— WHAT TO WORK ON —
Transcribe the material exactly. Images do not belong in the copy.

##### DATASET ENTRIES #####

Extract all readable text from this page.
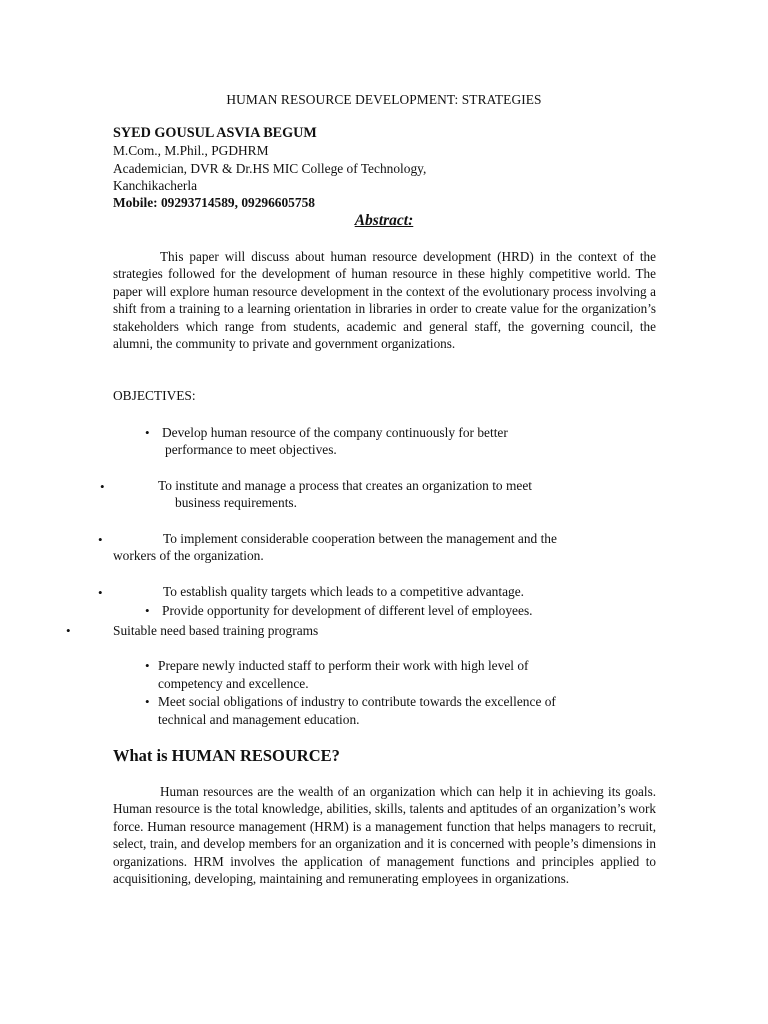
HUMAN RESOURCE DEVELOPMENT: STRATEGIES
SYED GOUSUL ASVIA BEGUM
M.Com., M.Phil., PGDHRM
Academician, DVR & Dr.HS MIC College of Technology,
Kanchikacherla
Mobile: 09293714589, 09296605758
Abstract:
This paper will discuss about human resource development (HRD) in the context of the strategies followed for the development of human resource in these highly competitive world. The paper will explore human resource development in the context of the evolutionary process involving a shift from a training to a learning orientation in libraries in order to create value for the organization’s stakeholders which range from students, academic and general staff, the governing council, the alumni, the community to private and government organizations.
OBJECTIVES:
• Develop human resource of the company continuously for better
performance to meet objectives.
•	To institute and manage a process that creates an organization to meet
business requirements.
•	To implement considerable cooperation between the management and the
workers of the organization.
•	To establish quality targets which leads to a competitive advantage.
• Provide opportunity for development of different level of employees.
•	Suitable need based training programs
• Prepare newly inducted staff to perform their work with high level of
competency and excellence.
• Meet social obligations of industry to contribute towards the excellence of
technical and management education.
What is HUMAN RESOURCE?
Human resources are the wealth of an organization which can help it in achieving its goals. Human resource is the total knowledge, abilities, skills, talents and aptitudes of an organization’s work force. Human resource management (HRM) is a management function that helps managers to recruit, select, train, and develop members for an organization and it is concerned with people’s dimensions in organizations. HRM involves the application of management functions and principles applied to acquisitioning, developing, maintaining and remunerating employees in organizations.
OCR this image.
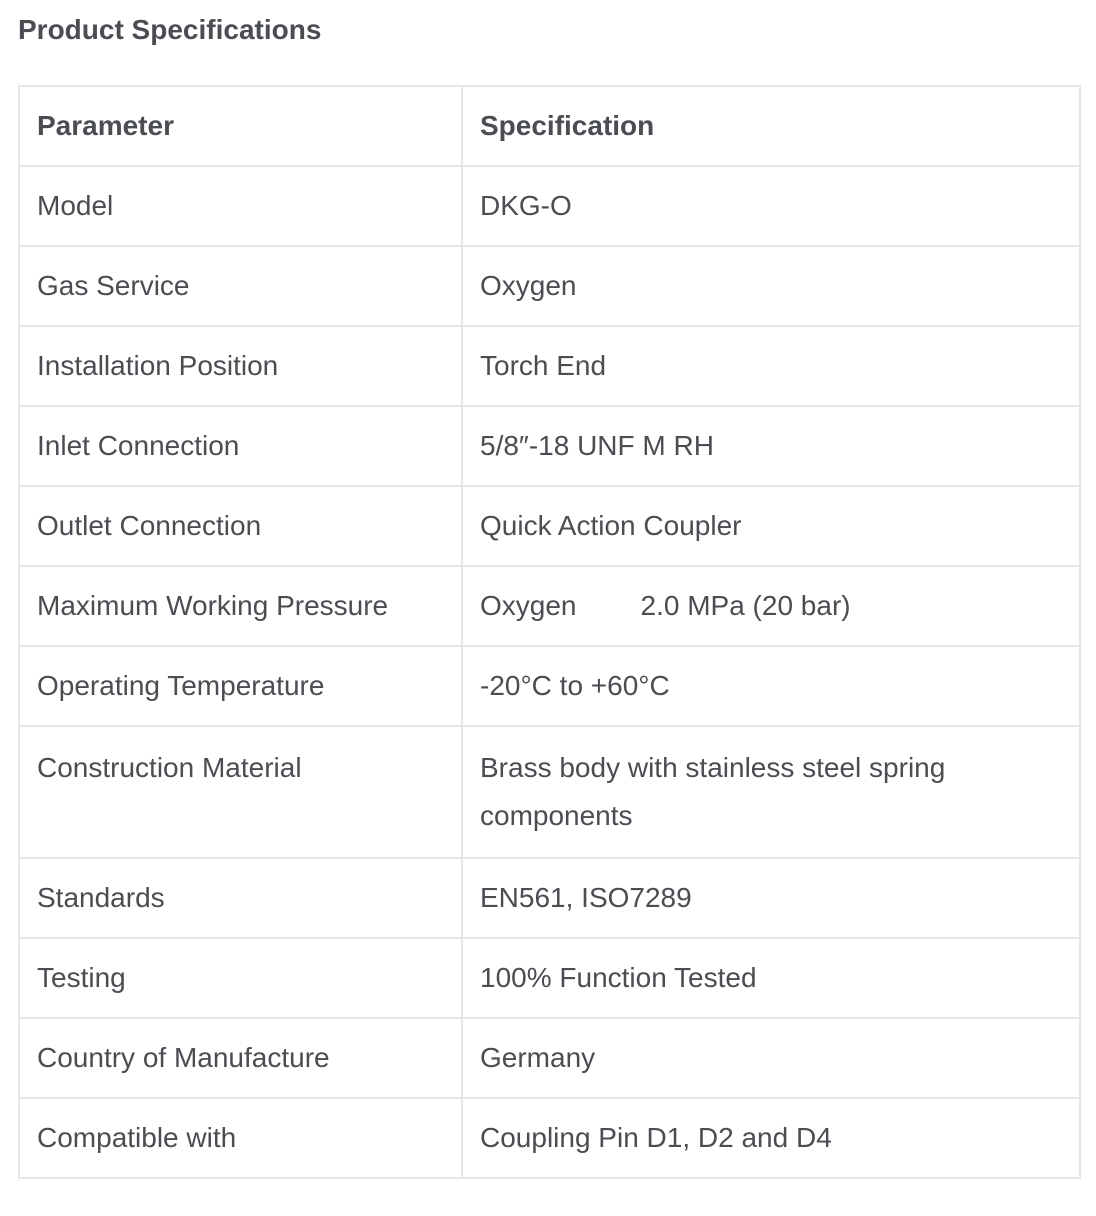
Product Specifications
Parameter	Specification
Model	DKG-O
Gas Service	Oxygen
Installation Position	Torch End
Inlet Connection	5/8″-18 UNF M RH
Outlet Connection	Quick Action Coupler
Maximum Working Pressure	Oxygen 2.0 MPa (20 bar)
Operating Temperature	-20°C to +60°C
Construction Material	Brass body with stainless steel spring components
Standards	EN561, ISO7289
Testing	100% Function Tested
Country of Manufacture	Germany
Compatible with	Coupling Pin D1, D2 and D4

#####

— SOLUTION —
Extract all readable text from this page.
HUMAN RESOURCE DEVELOPMENT: STRATEGIES
SYED GOUSUL ASVIA BEGUM
M.Com., M.Phil., PGDHRM
Academician, DVR & Dr.HS MIC College of Technology,
Kanchikacherla
Mobile: 09293714589, 09296605758
Abstract:
This paper will discuss about human resource development (HRD) in the context of the strategies followed for the development of human resource in these highly competitive world. The paper will explore human resource development in the context of the evolutionary process involving a shift from a training to a learning orientation in libraries in order to create value for the organization’s stakeholders which range from students, academic and general staff, the governing council, the alumni, the community to private and government organizations.
OBJECTIVES:
• Develop human resource of the company continuously for better
performance to meet objectives.
•	To institute and manage a process that creates an organization to meet
business requirements.
•	To implement considerable cooperation between the management and the
workers of the organization.
•	To establish quality targets which leads to a competitive advantage.
• Provide opportunity for development of different level of employees.
•	Suitable need based training programs
• Prepare newly inducted staff to perform their work with high level of
competency and excellence.
• Meet social obligations of industry to contribute towards the excellence of
technical and management education.
What is HUMAN RESOURCE?
Human resources are the wealth of an organization which can help it in achieving its goals. Human resource is the total knowledge, abilities, skills, talents and aptitudes of an organization’s work force. Human resource management (HRM) is a management function that helps managers to recruit, select, train, and develop members for an organization and it is concerned with people’s dimensions in organizations. HRM involves the application of management functions and principles applied to acquisitioning, developing, maintaining and remunerating employees in organizations.
OCR this image.
Product Specifications
Parameter	Specification
Model	DKG-O
Gas Service	Oxygen
Installation Position	Torch End
Inlet Connection	5/8″-18 UNF M RH
Outlet Connection	Quick Action Coupler
Maximum Working Pressure	Oxygen 2.0 MPa (20 bar)
Operating Temperature	-20°C to +60°C
Construction Material	Brass body with stainless steel spring components
Standards	EN561, ISO7289
Testing	100% Function Tested
Country of Manufacture	Germany
Compatible with	Coupling Pin D1, D2 and D4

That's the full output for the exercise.